SELECTED EXTRACT:
+ + +

25 of 253 comments (clear)

  1. noise floor? by X0563511 · · Score: 4, Insightful

    These measures aren't very useful without considering the noise floor...

    --
    For large sets, this will be our guide even unto death, for the LORD will work for each type of data it is applied to...
    1. Re:noise floor? by Mitsoid · · Score: 4, Interesting

      That would require they move away from their current setup that shifts away from 'inflating' your signal and 'inflating' apples awesomeness...

      I think part of the issue is dB ranges of 0-~100 = 4-5 bars. dB Ranges 100-113 = zero-3 bars. You don't enter the '3' bar range until you're already on a weak signal, and can 'death grip' your phone to death. The article reported a max of ~24 dB signal drop from poor holding. From the looks you don't have to hold it too improperly to suddenly go 3 bars->disconnect.

      This becomes an issue since people check their reception.. okay, 2-3 bars, im good... Then go make a call, or hold their phone to their head, and boom, 15dB difference, bye call.

      The idea of "showing more bars to make users more comfortable" (or 'showing more bars to make people who think bars are standardized across phones think ours are better)... backfires when your 'bar' range doesn't properly tell people how close to disconnect they are and is 'mysteriously' goes from 3 bars to 0 -- like some people report.

    2. Re:noise floor? by MattskEE · · Score: 5, Interesting

      You're sort of right.

      -174dBm/sqrt(Hz) is the minimum that you can achieve at "noise room temperature" (290 Kelvin), because that is the spectral density of noise in the RF region that a black body will emit. But every component from the antenna, antenna switch, low noise amplifier, downconverters, filters, more amplifiers, and ADC's will add a certain amount of noise to degrade the signal further. This can be discussed as noise factor, noise figure, noise temperature, and so on, but those are all also equivalent to having an increased noise floor at the signal reaching the antenna, and by converting to input referred noise floor, the minimum detectable signal is often defined as the point where the signal power equals the input referred noise power.

      This will definitely NOT be the same for all phones.

      A very good cryogenic low noise amplifier like astronomers use for very sensitive radio telescopes might have a noise temperature of 5 Kelvin, corresponding to an addition of -191.5dBm/root(Hz) noise power at the input. However the low noise amplifier in a cell phone probably has a noise temperature around 75 Kelvin (1dB noise figure at room temp), adding -179.7dBm/root(Hz) noise power. The first amplifier would be able to detect a signal 15 times smaller because of its superior noise performance. In fairness though it probably costs about a thousand times more...

+ + +

ENTRIES SHOWN:
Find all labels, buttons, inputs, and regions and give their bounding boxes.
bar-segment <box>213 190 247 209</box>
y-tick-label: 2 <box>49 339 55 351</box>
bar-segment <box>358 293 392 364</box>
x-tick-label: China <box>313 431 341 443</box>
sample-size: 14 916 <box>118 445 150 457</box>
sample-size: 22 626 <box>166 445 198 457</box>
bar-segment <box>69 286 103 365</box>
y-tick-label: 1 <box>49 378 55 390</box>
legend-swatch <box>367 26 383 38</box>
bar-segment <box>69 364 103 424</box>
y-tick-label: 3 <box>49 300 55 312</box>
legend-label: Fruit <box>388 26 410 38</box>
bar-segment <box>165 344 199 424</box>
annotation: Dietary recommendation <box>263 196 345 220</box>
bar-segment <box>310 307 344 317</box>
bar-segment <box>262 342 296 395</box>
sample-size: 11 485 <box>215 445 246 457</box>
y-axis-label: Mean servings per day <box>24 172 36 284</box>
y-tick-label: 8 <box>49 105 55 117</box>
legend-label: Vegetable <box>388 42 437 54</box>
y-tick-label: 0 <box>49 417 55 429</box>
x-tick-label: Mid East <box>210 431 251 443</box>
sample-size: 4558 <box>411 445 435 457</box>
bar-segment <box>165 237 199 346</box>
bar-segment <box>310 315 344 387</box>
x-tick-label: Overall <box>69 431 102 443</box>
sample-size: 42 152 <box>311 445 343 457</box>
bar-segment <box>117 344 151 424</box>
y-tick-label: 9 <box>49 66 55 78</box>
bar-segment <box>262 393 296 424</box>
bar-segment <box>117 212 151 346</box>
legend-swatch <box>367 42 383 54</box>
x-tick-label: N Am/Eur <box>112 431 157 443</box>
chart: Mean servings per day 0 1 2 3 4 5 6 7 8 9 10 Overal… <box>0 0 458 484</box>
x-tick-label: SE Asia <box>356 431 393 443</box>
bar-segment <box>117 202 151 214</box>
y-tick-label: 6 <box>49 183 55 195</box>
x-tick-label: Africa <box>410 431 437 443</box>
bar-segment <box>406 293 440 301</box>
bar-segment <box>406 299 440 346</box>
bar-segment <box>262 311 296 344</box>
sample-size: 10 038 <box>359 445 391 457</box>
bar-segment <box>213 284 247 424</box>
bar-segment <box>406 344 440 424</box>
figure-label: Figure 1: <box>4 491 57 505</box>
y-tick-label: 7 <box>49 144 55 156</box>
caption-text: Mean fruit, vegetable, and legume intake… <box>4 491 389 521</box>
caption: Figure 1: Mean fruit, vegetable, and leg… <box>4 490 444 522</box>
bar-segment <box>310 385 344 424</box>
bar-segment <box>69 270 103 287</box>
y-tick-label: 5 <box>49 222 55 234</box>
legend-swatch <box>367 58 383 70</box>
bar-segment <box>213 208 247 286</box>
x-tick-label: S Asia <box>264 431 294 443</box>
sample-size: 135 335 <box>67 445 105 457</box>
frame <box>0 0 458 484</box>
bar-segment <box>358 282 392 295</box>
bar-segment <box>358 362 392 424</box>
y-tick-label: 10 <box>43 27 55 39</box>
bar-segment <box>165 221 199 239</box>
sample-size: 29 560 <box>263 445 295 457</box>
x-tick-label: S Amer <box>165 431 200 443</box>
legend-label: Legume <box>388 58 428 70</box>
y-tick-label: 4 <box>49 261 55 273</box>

+ + +

EXERCISE SET:
A) Using the comment thread on phone signal strength, decide whether each statement agrees with it. Answer yes or no for each and quote the words that decide it.
(i) A very good cryogenic low noise amplifier might have a noise temperature of 5 Kelvin.
(ii) The article reported a maximum signal drop of about 15 dB from poor holding.
(iii) The minimum detectable signal will be the same for all phones.
B) Reproduce the part of the comment thread on phone signal strength starting with "1. Re:noise floor?" and going on through "difference, bye call.", keeping every word as it appears there.

SOLUTIONS:
A)
(i) Yes: "A very good cryogenic low noise amplifier like astronomers use for very sensitive radio telescopes might have a noise temperature of 5 Kelvin"
(ii) No: "The article reported a max of ~24 dB signal drop from poor holding."
(iii) No: "This will definitely NOT be the same for all phones."

B)
1. Re:noise floor? by Mitsoid · · Score: 4, Interesting

      That would require they move away from their current setup that shifts away from 'inflating' your signal and 'inflating' apples awesomeness...

      I think part of the issue is dB ranges of 0-~100 = 4-5 bars. dB Ranges 100-113 = zero-3 bars. You don't enter the '3' bar range until you're already on a weak signal, and can 'death grip' your phone to death. The article reported a max of ~24 dB signal drop from poor holding. From the looks you don't have to hold it too improperly to suddenly go 3 bars->disconnect.

      This becomes an issue since people check their reception.. okay, 2-3 bars, im good... Then go make a call, or hold their phone to their head, and boom, 15dB difference, bye call.